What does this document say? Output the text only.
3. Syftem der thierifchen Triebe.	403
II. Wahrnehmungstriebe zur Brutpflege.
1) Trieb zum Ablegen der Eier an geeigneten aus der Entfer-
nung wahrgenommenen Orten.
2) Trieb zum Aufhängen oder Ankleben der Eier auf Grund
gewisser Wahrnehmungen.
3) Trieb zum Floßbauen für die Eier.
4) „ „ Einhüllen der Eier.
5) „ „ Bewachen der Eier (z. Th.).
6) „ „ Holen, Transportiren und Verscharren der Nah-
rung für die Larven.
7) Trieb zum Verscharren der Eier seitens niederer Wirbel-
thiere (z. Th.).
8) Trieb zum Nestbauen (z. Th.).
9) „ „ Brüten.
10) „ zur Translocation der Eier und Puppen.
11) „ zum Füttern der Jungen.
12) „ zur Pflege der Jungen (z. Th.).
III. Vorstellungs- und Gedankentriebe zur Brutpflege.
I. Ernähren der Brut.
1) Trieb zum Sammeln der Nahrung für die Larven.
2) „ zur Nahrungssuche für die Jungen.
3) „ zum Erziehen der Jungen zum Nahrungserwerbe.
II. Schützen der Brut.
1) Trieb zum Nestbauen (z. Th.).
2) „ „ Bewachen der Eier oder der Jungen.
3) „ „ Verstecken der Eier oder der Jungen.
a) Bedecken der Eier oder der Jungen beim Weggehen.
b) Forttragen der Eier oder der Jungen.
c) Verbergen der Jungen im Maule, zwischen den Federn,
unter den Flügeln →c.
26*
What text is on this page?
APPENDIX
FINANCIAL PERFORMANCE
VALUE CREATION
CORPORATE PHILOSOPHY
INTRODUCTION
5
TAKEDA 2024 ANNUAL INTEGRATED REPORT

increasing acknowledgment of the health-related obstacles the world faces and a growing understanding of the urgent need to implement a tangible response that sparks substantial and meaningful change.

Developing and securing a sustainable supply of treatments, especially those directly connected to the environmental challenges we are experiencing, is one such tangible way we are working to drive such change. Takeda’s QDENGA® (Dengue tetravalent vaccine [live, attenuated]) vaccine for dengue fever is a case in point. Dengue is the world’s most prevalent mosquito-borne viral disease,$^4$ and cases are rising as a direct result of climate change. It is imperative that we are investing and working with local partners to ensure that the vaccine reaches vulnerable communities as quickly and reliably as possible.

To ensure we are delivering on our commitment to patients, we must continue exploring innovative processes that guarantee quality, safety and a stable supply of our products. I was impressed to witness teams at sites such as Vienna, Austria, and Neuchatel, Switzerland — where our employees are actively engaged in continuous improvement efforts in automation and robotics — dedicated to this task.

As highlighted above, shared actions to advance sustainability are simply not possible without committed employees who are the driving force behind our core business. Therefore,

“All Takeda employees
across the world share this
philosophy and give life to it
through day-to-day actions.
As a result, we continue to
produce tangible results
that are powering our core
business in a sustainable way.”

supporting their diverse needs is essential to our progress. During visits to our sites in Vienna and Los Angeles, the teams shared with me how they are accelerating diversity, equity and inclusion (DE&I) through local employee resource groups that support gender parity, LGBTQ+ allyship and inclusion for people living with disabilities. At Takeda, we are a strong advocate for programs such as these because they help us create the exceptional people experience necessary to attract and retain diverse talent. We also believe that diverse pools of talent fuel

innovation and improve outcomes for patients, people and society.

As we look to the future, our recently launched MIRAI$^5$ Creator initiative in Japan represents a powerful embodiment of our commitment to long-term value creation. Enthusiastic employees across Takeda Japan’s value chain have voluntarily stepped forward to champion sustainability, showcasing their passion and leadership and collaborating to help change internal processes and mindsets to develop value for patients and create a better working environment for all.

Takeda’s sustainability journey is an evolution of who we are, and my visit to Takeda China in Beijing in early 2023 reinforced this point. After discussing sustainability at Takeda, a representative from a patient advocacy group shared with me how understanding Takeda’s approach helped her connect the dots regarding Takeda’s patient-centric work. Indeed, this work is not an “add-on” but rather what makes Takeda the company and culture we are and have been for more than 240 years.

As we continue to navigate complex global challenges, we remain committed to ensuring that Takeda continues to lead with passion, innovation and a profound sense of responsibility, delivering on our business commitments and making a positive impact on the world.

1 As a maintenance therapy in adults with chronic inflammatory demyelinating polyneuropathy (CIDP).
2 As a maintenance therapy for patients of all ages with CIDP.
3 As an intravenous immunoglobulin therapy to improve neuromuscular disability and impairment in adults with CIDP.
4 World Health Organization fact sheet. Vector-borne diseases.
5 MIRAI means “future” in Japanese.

== Problem statement ==
Output the entire listing above without leaving out or altering anything.

== Reply to the task ==
What does this document say? Output the text only.
3. Syftem der thierifchen Triebe.	403
II. Wahrnehmungstriebe zur Brutpflege.
1) Trieb zum Ablegen der Eier an geeigneten aus der Entfer-
nung wahrgenommenen Orten.
2) Trieb zum Aufhängen oder Ankleben der Eier auf Grund
gewisser Wahrnehmungen.
3) Trieb zum Floßbauen für die Eier.
4) „ „ Einhüllen der Eier.
5) „ „ Bewachen der Eier (z. Th.).
6) „ „ Holen, Transportiren und Verscharren der Nah-
rung für die Larven.
7) Trieb zum Verscharren der Eier seitens niederer Wirbel-
thiere (z. Th.).
8) Trieb zum Nestbauen (z. Th.).
9) „ „ Brüten.
10) „ zur Translocation der Eier und Puppen.
11) „ zum Füttern der Jungen.
12) „ zur Pflege der Jungen (z. Th.).
III. Vorstellungs- und Gedankentriebe zur Brutpflege.
I. Ernähren der Brut.
1) Trieb zum Sammeln der Nahrung für die Larven.
2) „ zur Nahrungssuche für die Jungen.
3) „ zum Erziehen der Jungen zum Nahrungserwerbe.
II. Schützen der Brut.
1) Trieb zum Nestbauen (z. Th.).
2) „ „ Bewachen der Eier oder der Jungen.
3) „ „ Verstecken der Eier oder der Jungen.
a) Bedecken der Eier oder der Jungen beim Weggehen.
b) Forttragen der Eier oder der Jungen.
c) Verbergen der Jungen im Maule, zwischen den Federn,
unter den Flügeln →c.
26*
What text is on this page?
APPENDIX
FINANCIAL PERFORMANCE
VALUE CREATION
CORPORATE PHILOSOPHY
INTRODUCTION
5
TAKEDA 2024 ANNUAL INTEGRATED REPORT

increasing acknowledgment of the health-related obstacles the world faces and a growing understanding of the urgent need to implement a tangible response that sparks substantial and meaningful change.

Developing and securing a sustainable supply of treatments, especially those directly connected to the environmental challenges we are experiencing, is one such tangible way we are working to drive such change. Takeda’s QDENGA® (Dengue tetravalent vaccine [live, attenuated]) vaccine for dengue fever is a case in point. Dengue is the world’s most prevalent mosquito-borne viral disease,$^4$ and cases are rising as a direct result of climate change. It is imperative that we are investing and working with local partners to ensure that the vaccine reaches vulnerable communities as quickly and reliably as possible.

To ensure we are delivering on our commitment to patients, we must continue exploring innovative processes that guarantee quality, safety and a stable supply of our products. I was impressed to witness teams at sites such as Vienna, Austria, and Neuchatel, Switzerland — where our employees are actively engaged in continuous improvement efforts in automation and robotics — dedicated to this task.

As highlighted above, shared actions to advance sustainability are simply not possible without committed employees who are the driving force behind our core business. Therefore,

“All Takeda employees
across the world share this
philosophy and give life to it
through day-to-day actions.
As a result, we continue to
produce tangible results
that are powering our core
business in a sustainable way.”

supporting their diverse needs is essential to our progress. During visits to our sites in Vienna and Los Angeles, the teams shared with me how they are accelerating diversity, equity and inclusion (DE&I) through local employee resource groups that support gender parity, LGBTQ+ allyship and inclusion for people living with disabilities. At Takeda, we are a strong advocate for programs such as these because they help us create the exceptional people experience necessary to attract and retain diverse talent. We also believe that diverse pools of talent fuel

innovation and improve outcomes for patients, people and society.

As we look to the future, our recently launched MIRAI$^5$ Creator initiative in Japan represents a powerful embodiment of our commitment to long-term value creation. Enthusiastic employees across Takeda Japan’s value chain have voluntarily stepped forward to champion sustainability, showcasing their passion and leadership and collaborating to help change internal processes and mindsets to develop value for patients and create a better working environment for all.

Takeda’s sustainability journey is an evolution of who we are, and my visit to Takeda China in Beijing in early 2023 reinforced this point. After discussing sustainability at Takeda, a representative from a patient advocacy group shared with me how understanding Takeda’s approach helped her connect the dots regarding Takeda’s patient-centric work. Indeed, this work is not an “add-on” but rather what makes Takeda the company and culture we are and have been for more than 240 years.

As we continue to navigate complex global challenges, we remain committed to ensuring that Takeda continues to lead with passion, innovation and a profound sense of responsibility, delivering on our business commitments and making a positive impact on the world.

1 As a maintenance therapy in adults with chronic inflammatory demyelinating polyneuropathy (CIDP).
2 As a maintenance therapy for patients of all ages with CIDP.
3 As an intravenous immunoglobulin therapy to improve neuromuscular disability and impairment in adults with CIDP.
4 World Health Organization fact sheet. Vector-borne diseases.
5 MIRAI means “future” in Japanese.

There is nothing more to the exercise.